◆ Records to process ◆
● ● ●

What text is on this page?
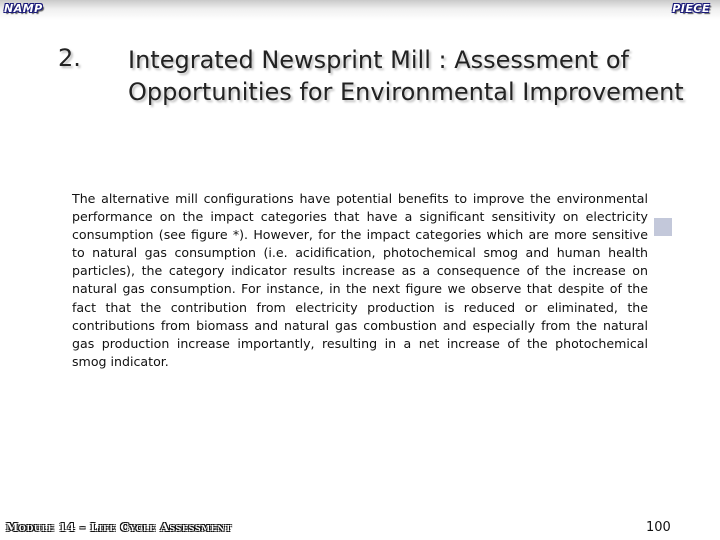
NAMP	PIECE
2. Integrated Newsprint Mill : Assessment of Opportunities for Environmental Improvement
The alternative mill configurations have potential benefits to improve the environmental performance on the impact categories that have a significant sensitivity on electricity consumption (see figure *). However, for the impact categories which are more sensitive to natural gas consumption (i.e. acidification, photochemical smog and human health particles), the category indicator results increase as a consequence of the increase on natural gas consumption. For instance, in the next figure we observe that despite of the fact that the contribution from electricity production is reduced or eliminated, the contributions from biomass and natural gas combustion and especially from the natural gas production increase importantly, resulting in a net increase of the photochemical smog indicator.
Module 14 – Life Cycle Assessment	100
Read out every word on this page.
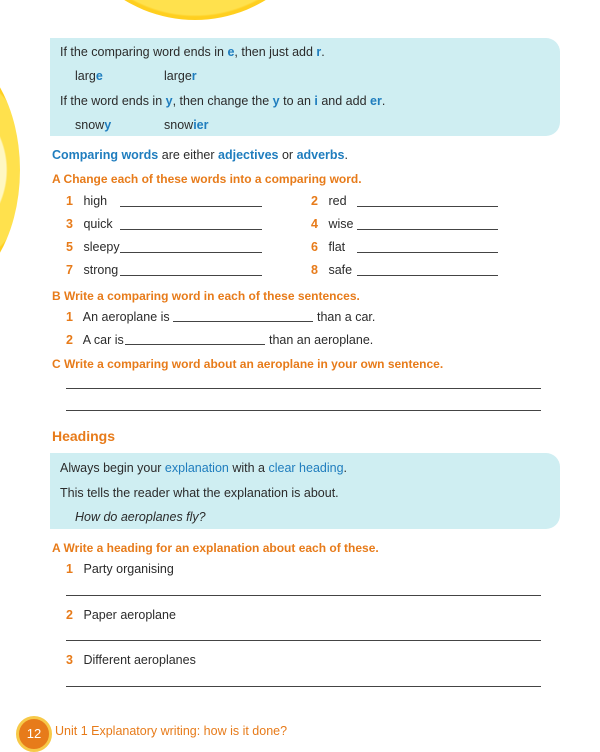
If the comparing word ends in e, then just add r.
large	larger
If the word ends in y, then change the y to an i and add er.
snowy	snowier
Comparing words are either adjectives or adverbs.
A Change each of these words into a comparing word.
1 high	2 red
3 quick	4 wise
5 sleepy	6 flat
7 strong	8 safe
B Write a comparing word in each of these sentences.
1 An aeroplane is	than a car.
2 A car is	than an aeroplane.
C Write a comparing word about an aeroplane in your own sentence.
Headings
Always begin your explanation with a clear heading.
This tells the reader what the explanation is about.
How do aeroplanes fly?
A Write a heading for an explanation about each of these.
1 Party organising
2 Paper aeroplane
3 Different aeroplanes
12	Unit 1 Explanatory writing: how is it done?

● ● ●

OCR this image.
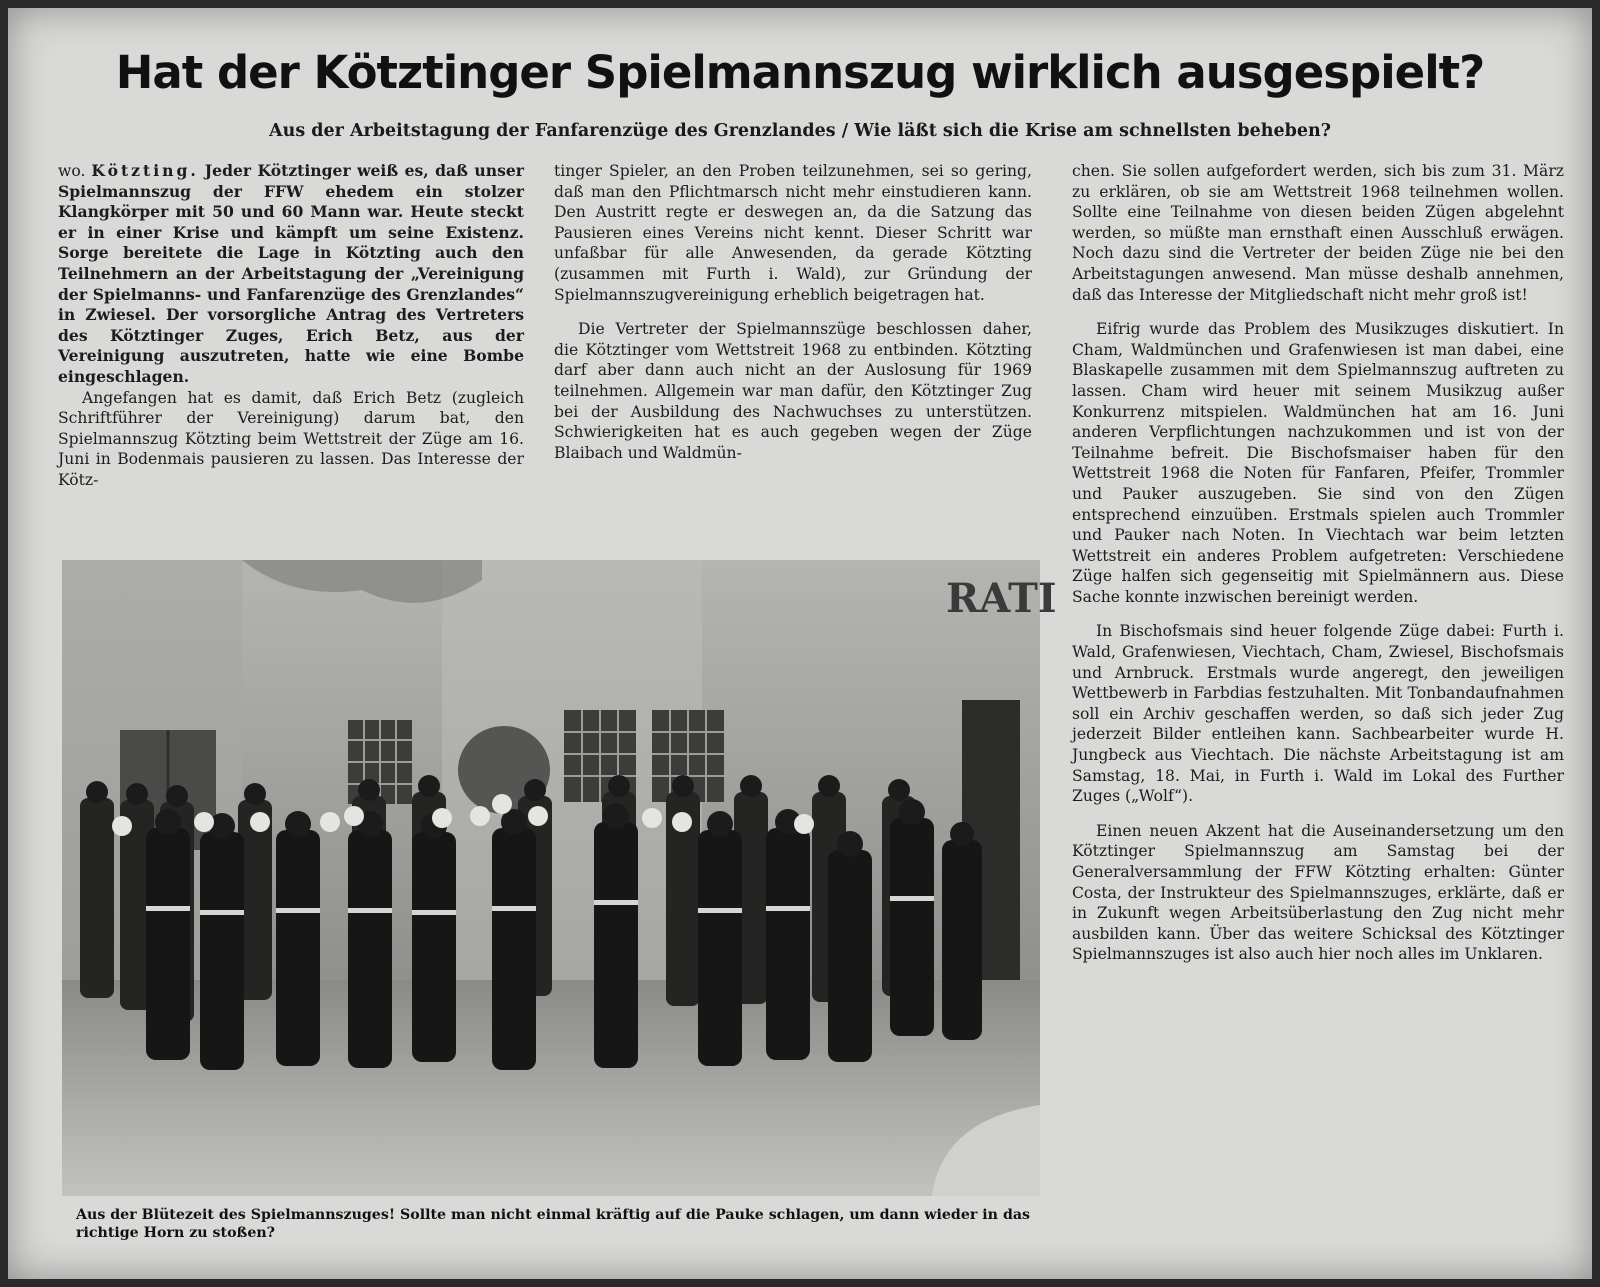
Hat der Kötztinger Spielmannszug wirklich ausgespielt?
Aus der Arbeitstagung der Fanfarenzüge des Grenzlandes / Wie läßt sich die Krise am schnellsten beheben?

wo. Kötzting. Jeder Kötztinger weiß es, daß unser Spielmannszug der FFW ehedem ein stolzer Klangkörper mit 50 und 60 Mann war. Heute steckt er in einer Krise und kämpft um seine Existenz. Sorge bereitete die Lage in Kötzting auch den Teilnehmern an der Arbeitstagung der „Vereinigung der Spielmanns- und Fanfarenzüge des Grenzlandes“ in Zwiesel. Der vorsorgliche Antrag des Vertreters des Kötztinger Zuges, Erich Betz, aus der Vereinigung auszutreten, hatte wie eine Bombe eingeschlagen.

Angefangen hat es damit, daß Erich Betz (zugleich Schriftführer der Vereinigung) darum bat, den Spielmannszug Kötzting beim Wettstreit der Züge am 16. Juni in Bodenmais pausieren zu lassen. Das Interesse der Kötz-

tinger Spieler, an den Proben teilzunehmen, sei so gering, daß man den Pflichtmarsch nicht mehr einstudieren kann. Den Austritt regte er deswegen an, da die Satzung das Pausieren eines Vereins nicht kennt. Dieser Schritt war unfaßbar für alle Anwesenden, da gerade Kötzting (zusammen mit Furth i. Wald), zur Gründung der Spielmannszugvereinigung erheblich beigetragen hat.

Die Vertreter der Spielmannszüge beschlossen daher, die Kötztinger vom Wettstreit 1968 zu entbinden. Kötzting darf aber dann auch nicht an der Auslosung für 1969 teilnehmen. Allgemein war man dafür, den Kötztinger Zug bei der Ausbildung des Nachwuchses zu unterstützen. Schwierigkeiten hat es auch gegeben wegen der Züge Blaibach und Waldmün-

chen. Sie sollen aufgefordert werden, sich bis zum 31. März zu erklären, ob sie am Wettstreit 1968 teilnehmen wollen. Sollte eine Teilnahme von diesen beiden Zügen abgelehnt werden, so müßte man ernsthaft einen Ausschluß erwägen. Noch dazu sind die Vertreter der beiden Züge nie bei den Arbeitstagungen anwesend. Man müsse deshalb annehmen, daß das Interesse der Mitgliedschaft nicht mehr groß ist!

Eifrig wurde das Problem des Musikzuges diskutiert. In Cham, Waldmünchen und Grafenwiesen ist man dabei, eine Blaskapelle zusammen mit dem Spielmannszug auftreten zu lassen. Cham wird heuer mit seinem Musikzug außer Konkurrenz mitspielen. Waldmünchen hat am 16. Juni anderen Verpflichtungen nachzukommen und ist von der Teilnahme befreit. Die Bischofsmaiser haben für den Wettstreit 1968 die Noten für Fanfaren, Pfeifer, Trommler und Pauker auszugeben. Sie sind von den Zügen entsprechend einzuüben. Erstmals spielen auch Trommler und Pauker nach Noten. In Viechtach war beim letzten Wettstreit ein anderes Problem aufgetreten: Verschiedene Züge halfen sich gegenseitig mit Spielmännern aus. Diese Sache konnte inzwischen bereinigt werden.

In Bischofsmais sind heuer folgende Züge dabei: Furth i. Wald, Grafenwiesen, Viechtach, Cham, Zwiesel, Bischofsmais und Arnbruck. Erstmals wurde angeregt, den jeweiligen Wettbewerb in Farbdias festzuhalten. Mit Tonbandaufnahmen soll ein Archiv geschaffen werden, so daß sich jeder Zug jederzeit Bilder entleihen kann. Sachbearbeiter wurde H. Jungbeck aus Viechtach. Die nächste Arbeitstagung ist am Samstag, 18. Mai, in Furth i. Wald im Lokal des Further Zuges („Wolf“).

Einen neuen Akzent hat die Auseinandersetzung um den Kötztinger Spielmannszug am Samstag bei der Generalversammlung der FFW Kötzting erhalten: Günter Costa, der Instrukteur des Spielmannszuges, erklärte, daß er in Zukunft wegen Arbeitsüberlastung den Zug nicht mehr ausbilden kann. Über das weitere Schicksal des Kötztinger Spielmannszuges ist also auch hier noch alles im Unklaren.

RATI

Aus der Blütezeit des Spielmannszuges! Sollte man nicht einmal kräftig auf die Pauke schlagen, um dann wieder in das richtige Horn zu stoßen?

● ● ●

◆ Your objective ◆
Locate the word "Betz" in the records and collect each line it appears in.

◆ Answer for the task ◆
wo. Kötzting. Jeder Kötztinger weiß es, daß unser Spielmannszug der FFW ehedem ein stolzer Klangkörper mit 50 und 60 Mann war. Heute steckt er in einer Krise und kämpft um seine Existenz. Sorge bereitete die Lage in Kötzting auch den Teilnehmern an der Arbeitstagung der „Vereinigung der Spielmanns- und Fanfarenzüge des Grenzlandes“ in Zwiesel. Der vorsorgliche Antrag des Vertreters des Kötztinger Zuges, Erich Betz, aus der Vereinigung auszutreten, hatte wie eine Bombe eingeschlagen.
Angefangen hat es damit, daß Erich Betz (zugleich Schriftführer der Vereinigung) darum bat, den Spielmannszug Kötzting beim Wettstreit der Züge am 16. Juni in Bodenmais pausieren zu lassen. Das Interesse der Kötz-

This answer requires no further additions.